Data lines:
--
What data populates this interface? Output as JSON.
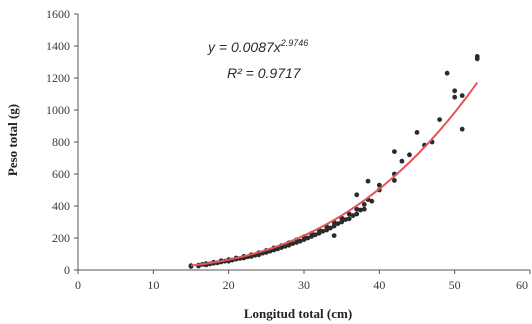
{
  "chart_data": {
    "type": "scatter",
    "title": "",
    "xlabel": "Longitud total (cm)",
    "ylabel": "Peso total (g)",
    "xlim": [
      0,
      60
    ],
    "ylim": [
      0,
      1600
    ],
    "x_ticks": [
      0,
      10,
      20,
      30,
      40,
      50,
      60
    ],
    "y_ticks": [
      0,
      200,
      400,
      600,
      800,
      1000,
      1200,
      1400,
      1600
    ],
    "grid": false,
    "legend": "none",
    "colors": {
      "points": "#2b2b2b",
      "trendline": "#e2555a"
    },
    "annotations": {
      "equation": "y = 0.0087x",
      "equation_exponent": "2.9746",
      "r_squared": "R² = 0.9717"
    },
    "trendline": {
      "type": "power",
      "a": 0.0087,
      "b": 2.9746,
      "x_range": [
        15,
        53
      ]
    },
    "series": [
      {
        "values": [
          {
            "x": 15,
            "y": 22
          },
          {
            "x": 15,
            "y": 27
          },
          {
            "x": 16,
            "y": 25
          },
          {
            "x": 16,
            "y": 30
          },
          {
            "x": 16.5,
            "y": 35
          },
          {
            "x": 17,
            "y": 32
          },
          {
            "x": 17,
            "y": 40
          },
          {
            "x": 17.5,
            "y": 38
          },
          {
            "x": 18,
            "y": 42
          },
          {
            "x": 18,
            "y": 48
          },
          {
            "x": 18.5,
            "y": 45
          },
          {
            "x": 19,
            "y": 50
          },
          {
            "x": 19,
            "y": 58
          },
          {
            "x": 19.5,
            "y": 55
          },
          {
            "x": 20,
            "y": 55
          },
          {
            "x": 20,
            "y": 65
          },
          {
            "x": 20.5,
            "y": 62
          },
          {
            "x": 21,
            "y": 68
          },
          {
            "x": 21,
            "y": 75
          },
          {
            "x": 21.5,
            "y": 72
          },
          {
            "x": 22,
            "y": 75
          },
          {
            "x": 22,
            "y": 85
          },
          {
            "x": 22.5,
            "y": 82
          },
          {
            "x": 23,
            "y": 85
          },
          {
            "x": 23,
            "y": 95
          },
          {
            "x": 23.5,
            "y": 92
          },
          {
            "x": 24,
            "y": 95
          },
          {
            "x": 24,
            "y": 108
          },
          {
            "x": 24.5,
            "y": 105
          },
          {
            "x": 25,
            "y": 110
          },
          {
            "x": 25,
            "y": 122
          },
          {
            "x": 25.5,
            "y": 118
          },
          {
            "x": 26,
            "y": 125
          },
          {
            "x": 26,
            "y": 138
          },
          {
            "x": 26.5,
            "y": 132
          },
          {
            "x": 27,
            "y": 140
          },
          {
            "x": 27,
            "y": 152
          },
          {
            "x": 27.5,
            "y": 148
          },
          {
            "x": 28,
            "y": 155
          },
          {
            "x": 28,
            "y": 170
          },
          {
            "x": 28.5,
            "y": 165
          },
          {
            "x": 29,
            "y": 172
          },
          {
            "x": 29,
            "y": 188
          },
          {
            "x": 29.5,
            "y": 180
          },
          {
            "x": 30,
            "y": 190
          },
          {
            "x": 30,
            "y": 208
          },
          {
            "x": 30.5,
            "y": 200
          },
          {
            "x": 31,
            "y": 210
          },
          {
            "x": 31,
            "y": 228
          },
          {
            "x": 31.5,
            "y": 220
          },
          {
            "x": 32,
            "y": 230
          },
          {
            "x": 32,
            "y": 250
          },
          {
            "x": 32.5,
            "y": 242
          },
          {
            "x": 33,
            "y": 250
          },
          {
            "x": 33,
            "y": 272
          },
          {
            "x": 33.5,
            "y": 262
          },
          {
            "x": 34,
            "y": 215
          },
          {
            "x": 34,
            "y": 275
          },
          {
            "x": 34,
            "y": 298
          },
          {
            "x": 34.5,
            "y": 290
          },
          {
            "x": 35,
            "y": 300
          },
          {
            "x": 35,
            "y": 325
          },
          {
            "x": 35.5,
            "y": 315
          },
          {
            "x": 36,
            "y": 320
          },
          {
            "x": 36,
            "y": 350
          },
          {
            "x": 36.5,
            "y": 340
          },
          {
            "x": 37,
            "y": 350
          },
          {
            "x": 37,
            "y": 380
          },
          {
            "x": 37,
            "y": 470
          },
          {
            "x": 37.5,
            "y": 375
          },
          {
            "x": 38,
            "y": 380
          },
          {
            "x": 38,
            "y": 410
          },
          {
            "x": 38.5,
            "y": 440
          },
          {
            "x": 38.5,
            "y": 555
          },
          {
            "x": 39,
            "y": 430
          },
          {
            "x": 40,
            "y": 500
          },
          {
            "x": 40,
            "y": 530
          },
          {
            "x": 42,
            "y": 560
          },
          {
            "x": 42,
            "y": 600
          },
          {
            "x": 42,
            "y": 740
          },
          {
            "x": 43,
            "y": 680
          },
          {
            "x": 44,
            "y": 720
          },
          {
            "x": 45,
            "y": 860
          },
          {
            "x": 46,
            "y": 780
          },
          {
            "x": 47,
            "y": 800
          },
          {
            "x": 48,
            "y": 940
          },
          {
            "x": 49,
            "y": 1230
          },
          {
            "x": 50,
            "y": 1080
          },
          {
            "x": 50,
            "y": 1120
          },
          {
            "x": 51,
            "y": 880
          },
          {
            "x": 51,
            "y": 1090
          },
          {
            "x": 53,
            "y": 1320
          },
          {
            "x": 53,
            "y": 1335
          }
        ]
      }
    ]
  }
}
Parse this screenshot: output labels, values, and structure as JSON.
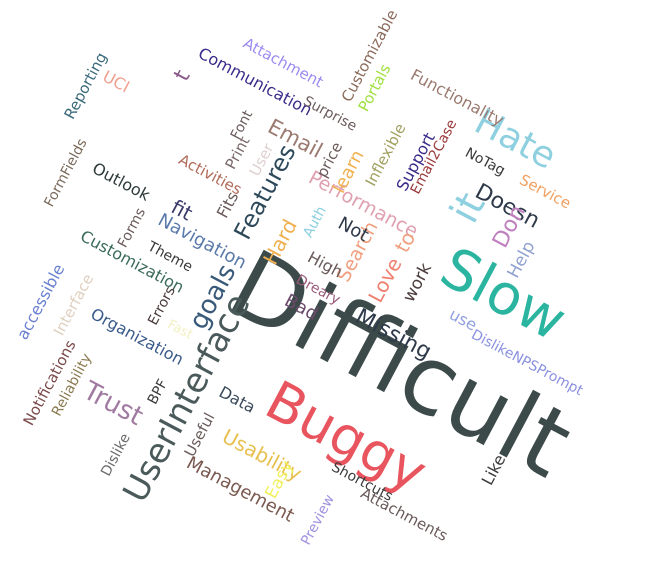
{
  "word_cloud": {
    "words": [
      {
        "text": "Difficult",
        "color": "#3d4a4a"
      },
      {
        "text": "Buggy",
        "color": "#e8555f"
      },
      {
        "text": "Slow",
        "color": "#2bb5a0"
      },
      {
        "text": "UserInterface",
        "color": "#4a5a5a"
      },
      {
        "text": "Hate",
        "color": "#8fd0e0"
      },
      {
        "text": "it",
        "color": "#8fd0e0"
      },
      {
        "text": "Missing",
        "color": "#2e3a4a"
      },
      {
        "text": "Features",
        "color": "#2e4a5a"
      },
      {
        "text": "Trust",
        "color": "#a07aa0"
      },
      {
        "text": "Usability",
        "color": "#e8c050"
      },
      {
        "text": "goals",
        "color": "#3a5a7a"
      },
      {
        "text": "Performance",
        "color": "#e0a0b0"
      },
      {
        "text": "Email",
        "color": "#9a7a70"
      },
      {
        "text": "Doesn",
        "color": "#2e3a4a"
      },
      {
        "text": "Don",
        "color": "#c080c0"
      },
      {
        "text": "Love",
        "color": "#f08070"
      },
      {
        "text": "Search",
        "color": "#f0a080"
      },
      {
        "text": "to",
        "color": "#f0a080"
      },
      {
        "text": "Hard",
        "color": "#f0b050"
      },
      {
        "text": "Management",
        "color": "#7a5a50"
      },
      {
        "text": "Navigation",
        "color": "#5a7aaa"
      },
      {
        "text": "Customization",
        "color": "#3a6a5a"
      },
      {
        "text": "Organization",
        "color": "#3a5a8a"
      },
      {
        "text": "Data",
        "color": "#3a4a5a"
      },
      {
        "text": "Communication",
        "color": "#3a2a8a"
      },
      {
        "text": "Functionality",
        "color": "#9a7a70"
      },
      {
        "text": "Attachment",
        "color": "#9a8af0"
      },
      {
        "text": "Customizable",
        "color": "#8a6a5a"
      },
      {
        "text": "Portals",
        "color": "#a0e040"
      },
      {
        "text": "Surprise",
        "color": "#6a5a5a"
      },
      {
        "text": "learn",
        "color": "#f0b050"
      },
      {
        "text": "Inflexible",
        "color": "#a0a060"
      },
      {
        "text": "Support",
        "color": "#3a2a8a"
      },
      {
        "text": "Email2Case",
        "color": "#9a3a3a"
      },
      {
        "text": "NoTag",
        "color": "#3a3a3a"
      },
      {
        "text": "Service",
        "color": "#f0a060"
      },
      {
        "text": "Help",
        "color": "#90a0d0"
      },
      {
        "text": "work",
        "color": "#4a3a3a"
      },
      {
        "text": "use",
        "color": "#90a0e0"
      },
      {
        "text": "DislikeNPSPrompt",
        "color": "#8a90e0"
      },
      {
        "text": "Like",
        "color": "#3a3a3a"
      },
      {
        "text": "Shortcuts",
        "color": "#3a3a3a"
      },
      {
        "text": "Attachments",
        "color": "#6a5a5a"
      },
      {
        "text": "Preview",
        "color": "#a090e0"
      },
      {
        "text": "Easy",
        "color": "#f0f060"
      },
      {
        "text": "Useful",
        "color": "#6a5a5a"
      },
      {
        "text": "Dislike",
        "color": "#6a6a6a"
      },
      {
        "text": "BPF",
        "color": "#3a3a3a"
      },
      {
        "text": "Reliability",
        "color": "#8a7a50"
      },
      {
        "text": "Notifications",
        "color": "#7a4a4a"
      },
      {
        "text": "accessible",
        "color": "#6a80d0"
      },
      {
        "text": "Interface",
        "color": "#e0d0c0"
      },
      {
        "text": "Errors",
        "color": "#4a3a3a"
      },
      {
        "text": "Fast",
        "color": "#f0f0c0"
      },
      {
        "text": "Theme",
        "color": "#3a3a3a"
      },
      {
        "text": "Forms",
        "color": "#6a5a5a"
      },
      {
        "text": "fit",
        "color": "#3a3a6a"
      },
      {
        "text": "Activities",
        "color": "#b06a5a"
      },
      {
        "text": "Outlook",
        "color": "#2e3a3a"
      },
      {
        "text": "FormFields",
        "color": "#7a6a5a"
      },
      {
        "text": "Reporting",
        "color": "#3a6a7a"
      },
      {
        "text": "UCI",
        "color": "#f0a090"
      },
      {
        "text": "t",
        "color": "#8a5a8a"
      },
      {
        "text": "Font",
        "color": "#6a5a5a"
      },
      {
        "text": "Print",
        "color": "#7a6a6a"
      },
      {
        "text": "User",
        "color": "#e0d0d0"
      },
      {
        "text": "Fits",
        "color": "#6a5a5a"
      },
      {
        "text": "price",
        "color": "#6a5a5a"
      },
      {
        "text": "Auth",
        "color": "#8ad0e0"
      },
      {
        "text": "Not",
        "color": "#2e3a4a"
      },
      {
        "text": "High",
        "color": "#6a5a5a"
      },
      {
        "text": "Dreary",
        "color": "#9a5a7a"
      },
      {
        "text": "Bad",
        "color": "#6a4a6a"
      }
    ]
  }
}
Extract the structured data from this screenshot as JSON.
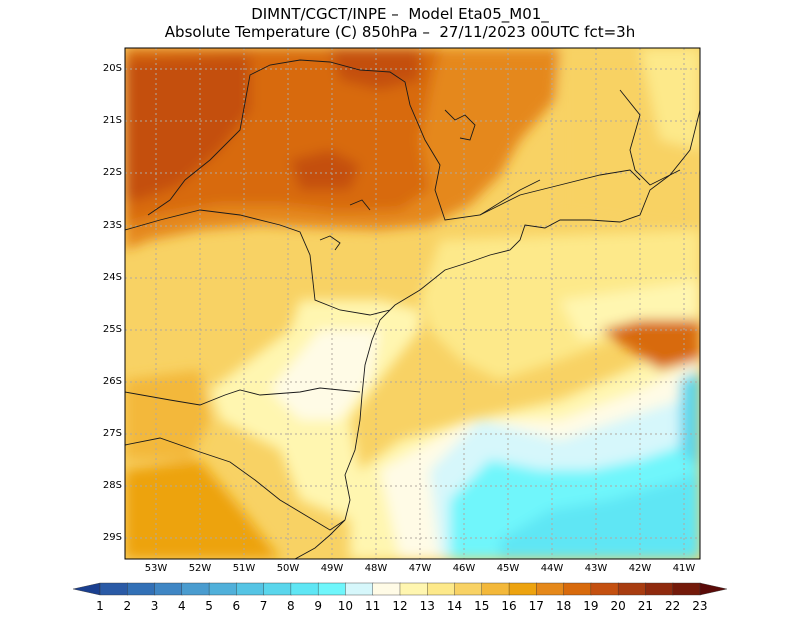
{
  "header": {
    "title_line1": "DIMNT/CGCT/INPE –  Model Eta05_M01_",
    "title_line2": "Absolute Temperature (C) 850hPa –  27/11/2023 00UTC fct=3h"
  },
  "map": {
    "lat_labels": [
      "20S",
      "21S",
      "22S",
      "23S",
      "24S",
      "25S",
      "26S",
      "27S",
      "28S",
      "29S"
    ],
    "lon_labels": [
      "53W",
      "52W",
      "51W",
      "50W",
      "49W",
      "48W",
      "47W",
      "46W",
      "45W",
      "44W",
      "43W",
      "42W",
      "41W"
    ]
  },
  "colorbar": {
    "labels": [
      "1",
      "2",
      "3",
      "4",
      "5",
      "6",
      "7",
      "8",
      "9",
      "10",
      "11",
      "12",
      "13",
      "14",
      "15",
      "16",
      "17",
      "18",
      "19",
      "20",
      "21",
      "22",
      "23"
    ],
    "colors": [
      "#1a3f8f",
      "#2a5aa6",
      "#3270b6",
      "#3f86c4",
      "#4a9ccf",
      "#50b0da",
      "#55c4e4",
      "#5ad6ec",
      "#5fe6f4",
      "#6ff6fb",
      "#d6f7fb",
      "#fffbe6",
      "#fff6b0",
      "#fde98a",
      "#f8d264",
      "#f3b83a",
      "#eda30f",
      "#e5881a",
      "#d86a0c",
      "#c45010",
      "#a83c10",
      "#8f2a0e",
      "#741a0a",
      "#5a0a08"
    ]
  }
}
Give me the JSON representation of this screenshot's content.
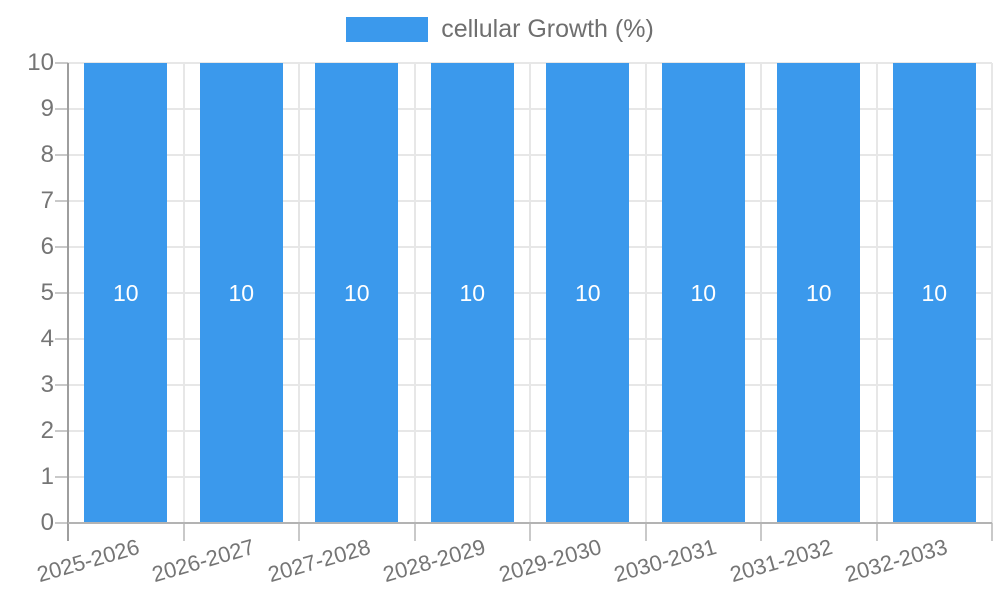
{
  "chart_data": {
    "type": "bar",
    "title": "",
    "xlabel": "",
    "ylabel": "",
    "categories": [
      "2025-2026",
      "2026-2027",
      "2027-2028",
      "2028-2029",
      "2029-2030",
      "2030-2031",
      "2031-2032",
      "2032-2033"
    ],
    "series": [
      {
        "name": "cellular Growth (%)",
        "values": [
          10,
          10,
          10,
          10,
          10,
          10,
          10,
          10
        ]
      }
    ],
    "bar_value_labels": [
      "10",
      "10",
      "10",
      "10",
      "10",
      "10",
      "10",
      "10"
    ],
    "y_ticks": [
      0,
      1,
      2,
      3,
      4,
      5,
      6,
      7,
      8,
      9,
      10
    ],
    "ylim": [
      0,
      10
    ],
    "grid": true,
    "legend_position": "top",
    "colors": {
      "bar": "#3b99ec",
      "bar_label": "#ffffff",
      "axis_text": "#757575",
      "legend_text": "#6f6f6f",
      "gridline": "#e7e7e7",
      "axis_line": "#9e9e9e",
      "baseline": "#b3b3b3",
      "tick": "#c9c9c9",
      "background": "#ffffff"
    }
  }
}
--
Goal: Set down exactly and only the lines from the line that contains "Give me the" through the last line of the entries above, with both of those lines included and the pictures left out.

Task solution:
Give me the JSON representation of this screenshot's content.
{
  "chart_data": {
    "type": "bar",
    "title": "",
    "xlabel": "",
    "ylabel": "",
    "categories": [
      "2025-2026",
      "2026-2027",
      "2027-2028",
      "2028-2029",
      "2029-2030",
      "2030-2031",
      "2031-2032",
      "2032-2033"
    ],
    "series": [
      {
        "name": "cellular Growth (%)",
        "values": [
          10,
          10,
          10,
          10,
          10,
          10,
          10,
          10
        ]
      }
    ],
    "bar_value_labels": [
      "10",
      "10",
      "10",
      "10",
      "10",
      "10",
      "10",
      "10"
    ],
    "y_ticks": [
      0,
      1,
      2,
      3,
      4,
      5,
      6,
      7,
      8,
      9,
      10
    ],
    "ylim": [
      0,
      10
    ],
    "grid": true,
    "legend_position": "top",
    "colors": {
      "bar": "#3b99ec",
      "bar_label": "#ffffff",
      "axis_text": "#757575",
      "legend_text": "#6f6f6f",
      "gridline": "#e7e7e7",
      "axis_line": "#9e9e9e",
      "baseline": "#b3b3b3",
      "tick": "#c9c9c9",
      "background": "#ffffff"
    }
  }
}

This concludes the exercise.